# DATA LINES
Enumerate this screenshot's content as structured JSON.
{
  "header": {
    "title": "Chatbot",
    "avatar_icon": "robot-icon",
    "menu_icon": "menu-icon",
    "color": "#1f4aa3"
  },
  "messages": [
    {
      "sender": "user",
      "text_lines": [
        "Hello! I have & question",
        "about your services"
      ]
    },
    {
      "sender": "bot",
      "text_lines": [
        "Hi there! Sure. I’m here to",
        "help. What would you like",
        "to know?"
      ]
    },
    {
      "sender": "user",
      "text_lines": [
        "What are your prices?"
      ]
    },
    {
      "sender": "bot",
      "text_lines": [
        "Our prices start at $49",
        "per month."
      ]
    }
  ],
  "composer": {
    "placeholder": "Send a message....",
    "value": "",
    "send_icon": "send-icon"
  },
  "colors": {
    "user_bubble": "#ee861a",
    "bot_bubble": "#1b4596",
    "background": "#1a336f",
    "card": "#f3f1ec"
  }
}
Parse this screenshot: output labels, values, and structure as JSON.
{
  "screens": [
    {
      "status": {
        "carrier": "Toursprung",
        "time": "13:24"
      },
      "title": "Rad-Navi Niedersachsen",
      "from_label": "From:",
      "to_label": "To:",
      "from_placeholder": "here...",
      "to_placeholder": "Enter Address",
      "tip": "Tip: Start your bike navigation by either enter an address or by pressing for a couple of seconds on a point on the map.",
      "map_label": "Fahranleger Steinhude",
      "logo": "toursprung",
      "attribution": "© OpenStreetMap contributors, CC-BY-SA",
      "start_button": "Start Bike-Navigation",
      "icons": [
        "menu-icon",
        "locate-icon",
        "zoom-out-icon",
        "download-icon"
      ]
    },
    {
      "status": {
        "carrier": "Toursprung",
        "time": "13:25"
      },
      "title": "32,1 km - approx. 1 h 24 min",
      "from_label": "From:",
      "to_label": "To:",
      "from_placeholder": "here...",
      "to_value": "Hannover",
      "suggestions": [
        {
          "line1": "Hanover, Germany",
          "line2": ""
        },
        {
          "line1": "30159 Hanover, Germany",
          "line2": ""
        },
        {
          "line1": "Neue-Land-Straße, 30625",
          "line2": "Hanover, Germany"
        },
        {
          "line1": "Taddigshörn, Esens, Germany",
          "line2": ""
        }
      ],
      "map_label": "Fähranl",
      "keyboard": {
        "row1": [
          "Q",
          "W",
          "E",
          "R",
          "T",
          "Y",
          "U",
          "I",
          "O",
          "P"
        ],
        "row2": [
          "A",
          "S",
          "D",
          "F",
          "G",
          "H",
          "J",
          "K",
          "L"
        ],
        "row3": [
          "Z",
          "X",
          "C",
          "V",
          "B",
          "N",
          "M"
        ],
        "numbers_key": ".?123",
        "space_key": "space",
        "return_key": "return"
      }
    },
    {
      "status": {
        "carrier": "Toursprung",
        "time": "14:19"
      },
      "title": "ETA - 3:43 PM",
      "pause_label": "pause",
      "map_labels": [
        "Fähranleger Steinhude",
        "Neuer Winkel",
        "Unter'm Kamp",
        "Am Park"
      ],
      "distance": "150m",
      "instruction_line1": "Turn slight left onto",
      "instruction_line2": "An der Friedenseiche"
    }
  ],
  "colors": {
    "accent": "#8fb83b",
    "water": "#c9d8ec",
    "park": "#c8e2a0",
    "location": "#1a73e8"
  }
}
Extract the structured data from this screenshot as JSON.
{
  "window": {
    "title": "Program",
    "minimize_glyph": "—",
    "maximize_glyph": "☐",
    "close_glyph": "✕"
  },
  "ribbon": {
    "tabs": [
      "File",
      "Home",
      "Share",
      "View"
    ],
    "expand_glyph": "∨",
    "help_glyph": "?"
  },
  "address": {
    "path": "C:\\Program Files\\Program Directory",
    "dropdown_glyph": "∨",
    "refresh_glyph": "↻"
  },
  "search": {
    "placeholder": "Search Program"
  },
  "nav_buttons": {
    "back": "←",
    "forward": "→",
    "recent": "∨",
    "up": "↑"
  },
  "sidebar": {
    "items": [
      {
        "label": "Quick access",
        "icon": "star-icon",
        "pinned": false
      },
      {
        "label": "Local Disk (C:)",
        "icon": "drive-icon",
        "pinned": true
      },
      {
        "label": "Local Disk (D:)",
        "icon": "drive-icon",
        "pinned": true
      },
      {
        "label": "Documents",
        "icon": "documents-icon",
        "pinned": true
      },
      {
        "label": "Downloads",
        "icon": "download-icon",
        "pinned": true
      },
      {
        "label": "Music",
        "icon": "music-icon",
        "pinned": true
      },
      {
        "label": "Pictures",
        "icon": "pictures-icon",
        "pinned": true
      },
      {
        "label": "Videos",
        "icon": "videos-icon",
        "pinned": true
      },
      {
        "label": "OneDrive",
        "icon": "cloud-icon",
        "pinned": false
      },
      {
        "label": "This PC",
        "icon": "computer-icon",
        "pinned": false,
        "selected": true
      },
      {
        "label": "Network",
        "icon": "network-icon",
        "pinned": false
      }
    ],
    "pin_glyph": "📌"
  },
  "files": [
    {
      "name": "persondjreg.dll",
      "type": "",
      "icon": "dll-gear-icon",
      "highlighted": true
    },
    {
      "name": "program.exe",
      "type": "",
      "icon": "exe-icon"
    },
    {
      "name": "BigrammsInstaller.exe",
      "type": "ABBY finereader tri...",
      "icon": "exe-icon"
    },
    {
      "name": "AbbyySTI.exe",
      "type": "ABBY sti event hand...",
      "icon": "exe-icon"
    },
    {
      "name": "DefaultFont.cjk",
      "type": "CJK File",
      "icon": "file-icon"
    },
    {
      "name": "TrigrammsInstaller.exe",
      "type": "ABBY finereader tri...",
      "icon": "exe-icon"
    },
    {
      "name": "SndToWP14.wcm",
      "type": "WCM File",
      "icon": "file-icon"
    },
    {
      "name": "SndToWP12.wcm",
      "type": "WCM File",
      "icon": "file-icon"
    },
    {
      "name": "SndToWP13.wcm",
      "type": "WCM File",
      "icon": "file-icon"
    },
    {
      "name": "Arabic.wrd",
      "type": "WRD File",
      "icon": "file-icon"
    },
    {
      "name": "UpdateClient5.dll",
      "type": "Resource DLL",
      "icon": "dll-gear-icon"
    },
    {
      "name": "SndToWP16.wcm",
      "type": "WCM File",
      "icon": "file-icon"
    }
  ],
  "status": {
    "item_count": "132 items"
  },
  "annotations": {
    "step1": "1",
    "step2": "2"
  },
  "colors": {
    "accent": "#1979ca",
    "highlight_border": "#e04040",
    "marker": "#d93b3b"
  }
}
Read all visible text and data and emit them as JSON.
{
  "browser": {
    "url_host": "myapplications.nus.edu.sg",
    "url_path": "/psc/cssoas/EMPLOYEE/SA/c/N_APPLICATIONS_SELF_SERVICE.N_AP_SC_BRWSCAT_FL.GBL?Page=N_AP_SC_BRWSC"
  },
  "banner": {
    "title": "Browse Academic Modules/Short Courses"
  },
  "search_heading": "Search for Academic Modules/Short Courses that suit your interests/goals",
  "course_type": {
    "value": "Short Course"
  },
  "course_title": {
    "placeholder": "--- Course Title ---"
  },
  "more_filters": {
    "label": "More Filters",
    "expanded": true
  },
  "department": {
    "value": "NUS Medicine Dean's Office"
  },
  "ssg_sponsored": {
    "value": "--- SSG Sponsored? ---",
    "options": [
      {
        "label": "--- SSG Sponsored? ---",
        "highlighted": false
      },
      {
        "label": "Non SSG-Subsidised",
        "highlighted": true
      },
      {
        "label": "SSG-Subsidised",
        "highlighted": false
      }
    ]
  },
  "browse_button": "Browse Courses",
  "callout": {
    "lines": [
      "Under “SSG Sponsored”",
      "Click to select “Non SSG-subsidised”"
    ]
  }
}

# PROBLEM TO WORK ON
Reproduce the material exactly, with every line intact.

# TASK SOLUTION
Enumerate this screenshot's content as structured JSON.
{
  "header": {
    "title": "Chatbot",
    "avatar_icon": "robot-icon",
    "menu_icon": "menu-icon",
    "color": "#1f4aa3"
  },
  "messages": [
    {
      "sender": "user",
      "text_lines": [
        "Hello! I have & question",
        "about your services"
      ]
    },
    {
      "sender": "bot",
      "text_lines": [
        "Hi there! Sure. I’m here to",
        "help. What would you like",
        "to know?"
      ]
    },
    {
      "sender": "user",
      "text_lines": [
        "What are your prices?"
      ]
    },
    {
      "sender": "bot",
      "text_lines": [
        "Our prices start at $49",
        "per month."
      ]
    }
  ],
  "composer": {
    "placeholder": "Send a message....",
    "value": "",
    "send_icon": "send-icon"
  },
  "colors": {
    "user_bubble": "#ee861a",
    "bot_bubble": "#1b4596",
    "background": "#1a336f",
    "card": "#f3f1ec"
  }
}
Parse this screenshot: output labels, values, and structure as JSON.
{
  "screens": [
    {
      "status": {
        "carrier": "Toursprung",
        "time": "13:24"
      },
      "title": "Rad-Navi Niedersachsen",
      "from_label": "From:",
      "to_label": "To:",
      "from_placeholder": "here...",
      "to_placeholder": "Enter Address",
      "tip": "Tip: Start your bike navigation by either enter an address or by pressing for a couple of seconds on a point on the map.",
      "map_label": "Fahranleger Steinhude",
      "logo": "toursprung",
      "attribution": "© OpenStreetMap contributors, CC-BY-SA",
      "start_button": "Start Bike-Navigation",
      "icons": [
        "menu-icon",
        "locate-icon",
        "zoom-out-icon",
        "download-icon"
      ]
    },
    {
      "status": {
        "carrier": "Toursprung",
        "time": "13:25"
      },
      "title": "32,1 km - approx. 1 h 24 min",
      "from_label": "From:",
      "to_label": "To:",
      "from_placeholder": "here...",
      "to_value": "Hannover",
      "suggestions": [
        {
          "line1": "Hanover, Germany",
          "line2": ""
        },
        {
          "line1": "30159 Hanover, Germany",
          "line2": ""
        },
        {
          "line1": "Neue-Land-Straße, 30625",
          "line2": "Hanover, Germany"
        },
        {
          "line1": "Taddigshörn, Esens, Germany",
          "line2": ""
        }
      ],
      "map_label": "Fähranl",
      "keyboard": {
        "row1": [
          "Q",
          "W",
          "E",
          "R",
          "T",
          "Y",
          "U",
          "I",
          "O",
          "P"
        ],
        "row2": [
          "A",
          "S",
          "D",
          "F",
          "G",
          "H",
          "J",
          "K",
          "L"
        ],
        "row3": [
          "Z",
          "X",
          "C",
          "V",
          "B",
          "N",
          "M"
        ],
        "numbers_key": ".?123",
        "space_key": "space",
        "return_key": "return"
      }
    },
    {
      "status": {
        "carrier": "Toursprung",
        "time": "14:19"
      },
      "title": "ETA - 3:43 PM",
      "pause_label": "pause",
      "map_labels": [
        "Fähranleger Steinhude",
        "Neuer Winkel",
        "Unter'm Kamp",
        "Am Park"
      ],
      "distance": "150m",
      "instruction_line1": "Turn slight left onto",
      "instruction_line2": "An der Friedenseiche"
    }
  ],
  "colors": {
    "accent": "#8fb83b",
    "water": "#c9d8ec",
    "park": "#c8e2a0",
    "location": "#1a73e8"
  }
}
Extract the structured data from this screenshot as JSON.
{
  "window": {
    "title": "Program",
    "minimize_glyph": "—",
    "maximize_glyph": "☐",
    "close_glyph": "✕"
  },
  "ribbon": {
    "tabs": [
      "File",
      "Home",
      "Share",
      "View"
    ],
    "expand_glyph": "∨",
    "help_glyph": "?"
  },
  "address": {
    "path": "C:\\Program Files\\Program Directory",
    "dropdown_glyph": "∨",
    "refresh_glyph": "↻"
  },
  "search": {
    "placeholder": "Search Program"
  },
  "nav_buttons": {
    "back": "←",
    "forward": "→",
    "recent": "∨",
    "up": "↑"
  },
  "sidebar": {
    "items": [
      {
        "label": "Quick access",
        "icon": "star-icon",
        "pinned": false
      },
      {
        "label": "Local Disk (C:)",
        "icon": "drive-icon",
        "pinned": true
      },
      {
        "label": "Local Disk (D:)",
        "icon": "drive-icon",
        "pinned": true
      },
      {
        "label": "Documents",
        "icon": "documents-icon",
        "pinned": true
      },
      {
        "label": "Downloads",
        "icon": "download-icon",
        "pinned": true
      },
      {
        "label": "Music",
        "icon": "music-icon",
        "pinned": true
      },
      {
        "label": "Pictures",
        "icon": "pictures-icon",
        "pinned": true
      },
      {
        "label": "Videos",
        "icon": "videos-icon",
        "pinned": true
      },
      {
        "label": "OneDrive",
        "icon": "cloud-icon",
        "pinned": false
      },
      {
        "label": "This PC",
        "icon": "computer-icon",
        "pinned": false,
        "selected": true
      },
      {
        "label": "Network",
        "icon": "network-icon",
        "pinned": false
      }
    ],
    "pin_glyph": "📌"
  },
  "files": [
    {
      "name": "persondjreg.dll",
      "type": "",
      "icon": "dll-gear-icon",
      "highlighted": true
    },
    {
      "name": "program.exe",
      "type": "",
      "icon": "exe-icon"
    },
    {
      "name": "BigrammsInstaller.exe",
      "type": "ABBY finereader tri...",
      "icon": "exe-icon"
    },
    {
      "name": "AbbyySTI.exe",
      "type": "ABBY sti event hand...",
      "icon": "exe-icon"
    },
    {
      "name": "DefaultFont.cjk",
      "type": "CJK File",
      "icon": "file-icon"
    },
    {
      "name": "TrigrammsInstaller.exe",
      "type": "ABBY finereader tri...",
      "icon": "exe-icon"
    },
    {
      "name": "SndToWP14.wcm",
      "type": "WCM File",
      "icon": "file-icon"
    },
    {
      "name": "SndToWP12.wcm",
      "type": "WCM File",
      "icon": "file-icon"
    },
    {
      "name": "SndToWP13.wcm",
      "type": "WCM File",
      "icon": "file-icon"
    },
    {
      "name": "Arabic.wrd",
      "type": "WRD File",
      "icon": "file-icon"
    },
    {
      "name": "UpdateClient5.dll",
      "type": "Resource DLL",
      "icon": "dll-gear-icon"
    },
    {
      "name": "SndToWP16.wcm",
      "type": "WCM File",
      "icon": "file-icon"
    }
  ],
  "status": {
    "item_count": "132 items"
  },
  "annotations": {
    "step1": "1",
    "step2": "2"
  },
  "colors": {
    "accent": "#1979ca",
    "highlight_border": "#e04040",
    "marker": "#d93b3b"
  }
}
Read all visible text and data and emit them as JSON.
{
  "browser": {
    "url_host": "myapplications.nus.edu.sg",
    "url_path": "/psc/cssoas/EMPLOYEE/SA/c/N_APPLICATIONS_SELF_SERVICE.N_AP_SC_BRWSCAT_FL.GBL?Page=N_AP_SC_BRWSC"
  },
  "banner": {
    "title": "Browse Academic Modules/Short Courses"
  },
  "search_heading": "Search for Academic Modules/Short Courses that suit your interests/goals",
  "course_type": {
    "value": "Short Course"
  },
  "course_title": {
    "placeholder": "--- Course Title ---"
  },
  "more_filters": {
    "label": "More Filters",
    "expanded": true
  },
  "department": {
    "value": "NUS Medicine Dean's Office"
  },
  "ssg_sponsored": {
    "value": "--- SSG Sponsored? ---",
    "options": [
      {
        "label": "--- SSG Sponsored? ---",
        "highlighted": false
      },
      {
        "label": "Non SSG-Subsidised",
        "highlighted": true
      },
      {
        "label": "SSG-Subsidised",
        "highlighted": false
      }
    ]
  },
  "browse_button": "Browse Courses",
  "callout": {
    "lines": [
      "Under “SSG Sponsored”",
      "Click to select “Non SSG-subsidised”"
    ]
  }
}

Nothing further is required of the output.